-- WHAT YOU WILL DO --
Copy all lines that contain the word "feature".

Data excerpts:

-=-=-=-=-

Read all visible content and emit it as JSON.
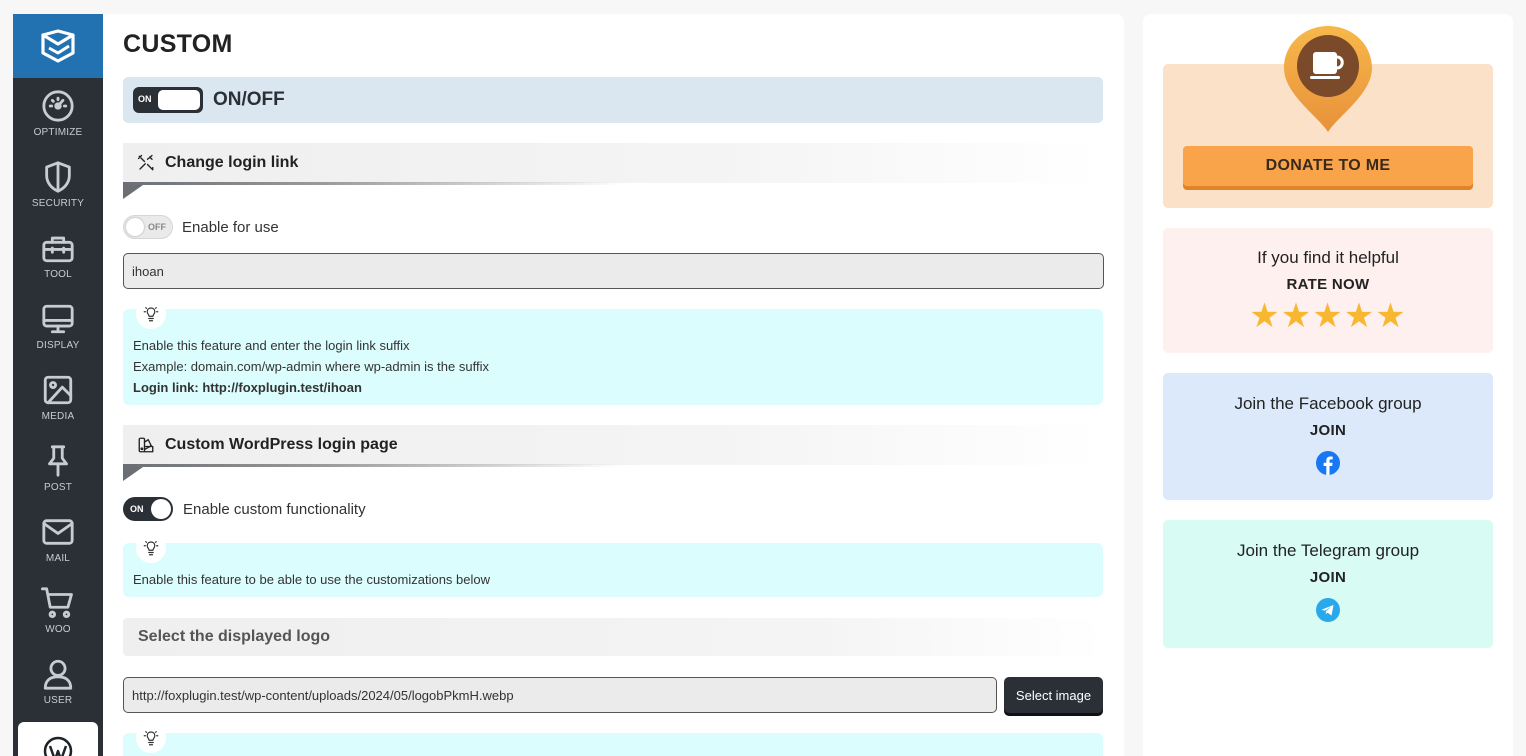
{
  "sidebar": {
    "items": [
      {
        "label": "OPTIMIZE",
        "icon": "gauge-icon"
      },
      {
        "label": "SECURITY",
        "icon": "shield-icon"
      },
      {
        "label": "TOOL",
        "icon": "toolbox-icon"
      },
      {
        "label": "DISPLAY",
        "icon": "monitor-icon"
      },
      {
        "label": "MEDIA",
        "icon": "image-icon"
      },
      {
        "label": "POST",
        "icon": "pin-icon"
      },
      {
        "label": "MAIL",
        "icon": "mail-icon"
      },
      {
        "label": "WOO",
        "icon": "cart-icon"
      },
      {
        "label": "USER",
        "icon": "user-icon"
      }
    ]
  },
  "main": {
    "title": "CUSTOM",
    "master_toggle": {
      "state": "ON",
      "label": "ON/OFF"
    },
    "login_link": {
      "heading": "Change login link",
      "toggle_state": "OFF",
      "toggle_label": "Enable for use",
      "input_value": "ihoan",
      "tip_line1": "Enable this feature and enter the login link suffix",
      "tip_line2": "Example: domain.com/wp-admin where wp-admin is the suffix",
      "tip_line3": "Login link: http://foxplugin.test/ihoan"
    },
    "login_page": {
      "heading": "Custom WordPress login page",
      "toggle_state": "ON",
      "toggle_label": "Enable custom functionality",
      "tip_line1": "Enable this feature to be able to use the customizations below"
    },
    "logo": {
      "heading": "Select the displayed logo",
      "input_value": "http://foxplugin.test/wp-content/uploads/2024/05/logobPkmH.webp",
      "button_label": "Select image"
    }
  },
  "right": {
    "donate_label": "DONATE TO ME",
    "rate_line1": "If you find it helpful",
    "rate_line2": "RATE NOW",
    "stars": "★★★★★",
    "fb_line1": "Join the Facebook group",
    "fb_line2": "JOIN",
    "tg_line1": "Join the Telegram group",
    "tg_line2": "JOIN"
  },
  "colors": {
    "sidebar_bg": "#2b3036",
    "accent_blue": "#2271b1",
    "donate_orange": "#f9a44b",
    "tip_bg": "#dcfdfd",
    "star": "#f7b731"
  }
}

-=-=-=-=-

-- RIGHT ANSWER --
      "tip_line1": "Enable this feature and enter the login link suffix",
      "tip_line1": "Enable this feature to be able to use the customizations below"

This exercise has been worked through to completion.